# SUPPLIED MATERIAL
=======
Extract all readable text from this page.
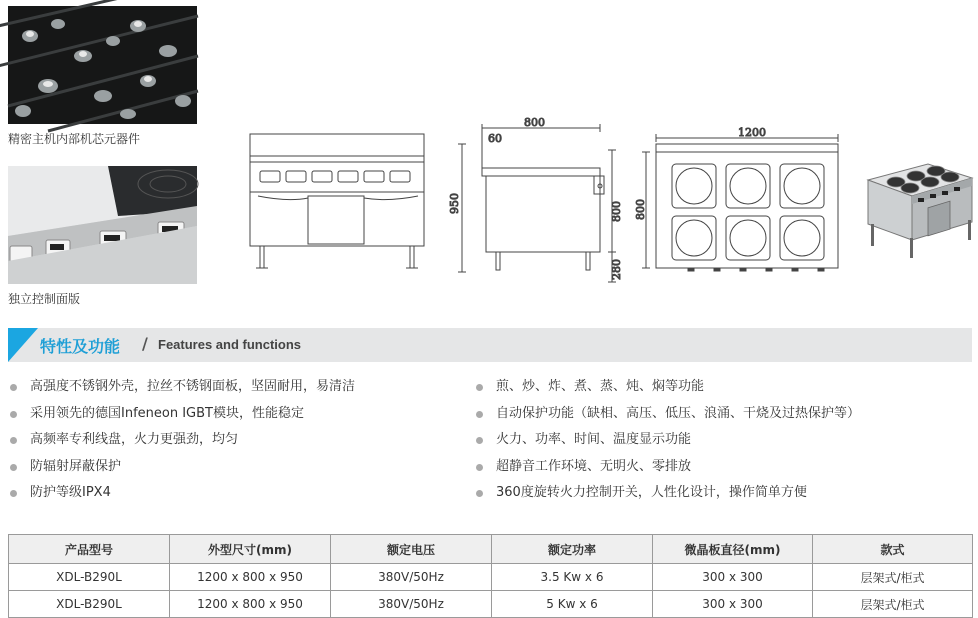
精密主机内部机芯元器件
独立控制面版
800
60
950	800
280
1200
800
特性及功能 / Features and functions
高强度不锈钢外壳，拉丝不锈钢面板，坚固耐用，易清洁
采用领先的德国Infeneon IGBT模块，性能稳定
高频率专利线盘，火力更强劲，均匀
防辐射屏蔽保护
防护等级IPX4
煎、炒、炸、煮、蒸、炖、焖等功能
自动保护功能（缺相、高压、低压、浪涌、干烧及过热保护等）
火力、功率、时间、温度显示功能
超静音工作环境、无明火、零排放
360度旋转火力控制开关，人性化设计，操作简单方便
产品型号	外型尺寸(mm)	额定电压	额定功率	微晶板直径(mm)	款式
XDL-B290L	1200 x 800 x 950	380V/50Hz	3.5 Kw x 6	300 x 300	层架式/柜式
XDL-B290L	1200 x 800 x 950	380V/50Hz	5 Kw x 6	300 x 300	层架式/柜式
=======
# EXERCISE INSTRUCTIONS
A faithful copy of the records above is needed, with the pictures left out.

# REPLY
Extract all readable text from this page.
精密主机内部机芯元器件
独立控制面版
800
60
950	800
280
1200
800
特性及功能 / Features and functions
高强度不锈钢外壳，拉丝不锈钢面板，坚固耐用，易清洁
采用领先的德国Infeneon IGBT模块，性能稳定
高频率专利线盘，火力更强劲，均匀
防辐射屏蔽保护
防护等级IPX4
煎、炒、炸、煮、蒸、炖、焖等功能
自动保护功能（缺相、高压、低压、浪涌、干烧及过热保护等）
火力、功率、时间、温度显示功能
超静音工作环境、无明火、零排放
360度旋转火力控制开关，人性化设计，操作简单方便
产品型号	外型尺寸(mm)	额定电压	额定功率	微晶板直径(mm)	款式
XDL-B290L	1200 x 800 x 950	380V/50Hz	3.5 Kw x 6	300 x 300	层架式/柜式
XDL-B290L	1200 x 800 x 950	380V/50Hz	5 Kw x 6	300 x 300	层架式/柜式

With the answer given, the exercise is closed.